WRITTEN REQUEST: Your task is to retype each line of the data below exactly.
........
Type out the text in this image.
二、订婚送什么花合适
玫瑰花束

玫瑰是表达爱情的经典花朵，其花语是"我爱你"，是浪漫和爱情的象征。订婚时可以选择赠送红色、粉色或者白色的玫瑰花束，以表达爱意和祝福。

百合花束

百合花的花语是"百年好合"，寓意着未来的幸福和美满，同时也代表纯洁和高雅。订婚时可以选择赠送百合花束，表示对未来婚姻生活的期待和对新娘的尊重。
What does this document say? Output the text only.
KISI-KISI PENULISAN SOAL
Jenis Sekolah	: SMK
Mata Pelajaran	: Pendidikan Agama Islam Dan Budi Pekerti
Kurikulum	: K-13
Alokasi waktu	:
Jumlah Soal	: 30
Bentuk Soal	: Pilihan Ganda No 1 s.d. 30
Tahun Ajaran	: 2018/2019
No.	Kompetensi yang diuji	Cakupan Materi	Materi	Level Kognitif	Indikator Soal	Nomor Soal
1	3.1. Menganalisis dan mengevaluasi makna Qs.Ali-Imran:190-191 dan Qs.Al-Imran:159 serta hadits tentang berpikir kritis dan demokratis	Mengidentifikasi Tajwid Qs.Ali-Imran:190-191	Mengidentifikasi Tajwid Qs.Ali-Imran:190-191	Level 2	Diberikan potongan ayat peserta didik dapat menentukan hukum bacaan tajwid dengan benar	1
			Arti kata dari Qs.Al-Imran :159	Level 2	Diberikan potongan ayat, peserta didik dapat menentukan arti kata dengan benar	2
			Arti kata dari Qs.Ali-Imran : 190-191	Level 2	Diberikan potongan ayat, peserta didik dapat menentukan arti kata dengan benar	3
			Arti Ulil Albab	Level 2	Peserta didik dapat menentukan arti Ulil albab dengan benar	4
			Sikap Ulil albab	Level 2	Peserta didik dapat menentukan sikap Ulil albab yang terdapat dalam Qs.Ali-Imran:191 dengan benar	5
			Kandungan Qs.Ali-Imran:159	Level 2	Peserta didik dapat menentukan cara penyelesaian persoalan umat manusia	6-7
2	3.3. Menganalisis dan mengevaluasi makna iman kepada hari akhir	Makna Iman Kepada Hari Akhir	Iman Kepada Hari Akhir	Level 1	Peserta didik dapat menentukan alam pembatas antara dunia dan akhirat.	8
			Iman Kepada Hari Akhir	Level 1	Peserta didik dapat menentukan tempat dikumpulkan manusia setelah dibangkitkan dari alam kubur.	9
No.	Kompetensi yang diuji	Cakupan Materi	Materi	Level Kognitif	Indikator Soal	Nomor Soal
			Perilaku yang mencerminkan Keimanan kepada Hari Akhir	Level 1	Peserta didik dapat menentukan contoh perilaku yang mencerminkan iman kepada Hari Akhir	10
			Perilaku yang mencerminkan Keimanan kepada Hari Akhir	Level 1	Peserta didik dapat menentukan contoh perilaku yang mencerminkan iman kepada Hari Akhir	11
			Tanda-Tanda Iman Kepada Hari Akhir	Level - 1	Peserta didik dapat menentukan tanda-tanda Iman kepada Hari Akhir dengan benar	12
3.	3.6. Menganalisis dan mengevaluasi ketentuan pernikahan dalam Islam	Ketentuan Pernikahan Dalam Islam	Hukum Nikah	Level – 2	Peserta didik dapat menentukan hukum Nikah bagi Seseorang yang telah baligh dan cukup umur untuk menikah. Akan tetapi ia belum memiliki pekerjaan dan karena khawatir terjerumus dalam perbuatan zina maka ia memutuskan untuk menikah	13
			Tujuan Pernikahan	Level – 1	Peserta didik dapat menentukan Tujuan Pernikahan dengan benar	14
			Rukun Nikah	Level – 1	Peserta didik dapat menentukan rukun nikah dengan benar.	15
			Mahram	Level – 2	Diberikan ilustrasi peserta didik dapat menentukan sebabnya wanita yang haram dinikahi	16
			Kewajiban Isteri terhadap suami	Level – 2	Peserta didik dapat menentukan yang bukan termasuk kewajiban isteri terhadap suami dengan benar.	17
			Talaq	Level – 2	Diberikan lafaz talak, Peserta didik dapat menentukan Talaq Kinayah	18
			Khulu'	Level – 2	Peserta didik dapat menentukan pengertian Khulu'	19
........
RESULT OF THE EXERCISE:
Type out the text in this image.
二、订婚送什么花合适
玫瑰花束

玫瑰是表达爱情的经典花朵，其花语是"我爱你"，是浪漫和爱情的象征。订婚时可以选择赠送红色、粉色或者白色的玫瑰花束，以表达爱意和祝福。

百合花束

百合花的花语是"百年好合"，寓意着未来的幸福和美满，同时也代表纯洁和高雅。订婚时可以选择赠送百合花束，表示对未来婚姻生活的期待和对新娘的尊重。
What does this document say? Output the text only.
KISI-KISI PENULISAN SOAL
Jenis Sekolah	: SMK
Mata Pelajaran	: Pendidikan Agama Islam Dan Budi Pekerti
Kurikulum	: K-13
Alokasi waktu	:
Jumlah Soal	: 30
Bentuk Soal	: Pilihan Ganda No 1 s.d. 30
Tahun Ajaran	: 2018/2019
No.	Kompetensi yang diuji	Cakupan Materi	Materi	Level Kognitif	Indikator Soal	Nomor Soal
1	3.1. Menganalisis dan mengevaluasi makna Qs.Ali-Imran:190-191 dan Qs.Al-Imran:159 serta hadits tentang berpikir kritis dan demokratis	Mengidentifikasi Tajwid Qs.Ali-Imran:190-191	Mengidentifikasi Tajwid Qs.Ali-Imran:190-191	Level 2	Diberikan potongan ayat peserta didik dapat menentukan hukum bacaan tajwid dengan benar	1
			Arti kata dari Qs.Al-Imran :159	Level 2	Diberikan potongan ayat, peserta didik dapat menentukan arti kata dengan benar	2
			Arti kata dari Qs.Ali-Imran : 190-191	Level 2	Diberikan potongan ayat, peserta didik dapat menentukan arti kata dengan benar	3
			Arti Ulil Albab	Level 2	Peserta didik dapat menentukan arti Ulil albab dengan benar	4
			Sikap Ulil albab	Level 2	Peserta didik dapat menentukan sikap Ulil albab yang terdapat dalam Qs.Ali-Imran:191 dengan benar	5
			Kandungan Qs.Ali-Imran:159	Level 2	Peserta didik dapat menentukan cara penyelesaian persoalan umat manusia	6-7
2	3.3. Menganalisis dan mengevaluasi makna iman kepada hari akhir	Makna Iman Kepada Hari Akhir	Iman Kepada Hari Akhir	Level 1	Peserta didik dapat menentukan alam pembatas antara dunia dan akhirat.	8
			Iman Kepada Hari Akhir	Level 1	Peserta didik dapat menentukan tempat dikumpulkan manusia setelah dibangkitkan dari alam kubur.	9
No.	Kompetensi yang diuji	Cakupan Materi	Materi	Level Kognitif	Indikator Soal	Nomor Soal
			Perilaku yang mencerminkan Keimanan kepada Hari Akhir	Level 1	Peserta didik dapat menentukan contoh perilaku yang mencerminkan iman kepada Hari Akhir	10
			Perilaku yang mencerminkan Keimanan kepada Hari Akhir	Level 1	Peserta didik dapat menentukan contoh perilaku yang mencerminkan iman kepada Hari Akhir	11
			Tanda-Tanda Iman Kepada Hari Akhir	Level - 1	Peserta didik dapat menentukan tanda-tanda Iman kepada Hari Akhir dengan benar	12
3.	3.6. Menganalisis dan mengevaluasi ketentuan pernikahan dalam Islam	Ketentuan Pernikahan Dalam Islam	Hukum Nikah	Level – 2	Peserta didik dapat menentukan hukum Nikah bagi Seseorang yang telah baligh dan cukup umur untuk menikah. Akan tetapi ia belum memiliki pekerjaan dan karena khawatir terjerumus dalam perbuatan zina maka ia memutuskan untuk menikah	13
			Tujuan Pernikahan	Level – 1	Peserta didik dapat menentukan Tujuan Pernikahan dengan benar	14
			Rukun Nikah	Level – 1	Peserta didik dapat menentukan rukun nikah dengan benar.	15
			Mahram	Level – 2	Diberikan ilustrasi peserta didik dapat menentukan sebabnya wanita yang haram dinikahi	16
			Kewajiban Isteri terhadap suami	Level – 2	Peserta didik dapat menentukan yang bukan termasuk kewajiban isteri terhadap suami dengan benar.	17
			Talaq	Level – 2	Diberikan lafaz talak, Peserta didik dapat menentukan Talaq Kinayah	18
			Khulu'	Level – 2	Peserta didik dapat menentukan pengertian Khulu'	19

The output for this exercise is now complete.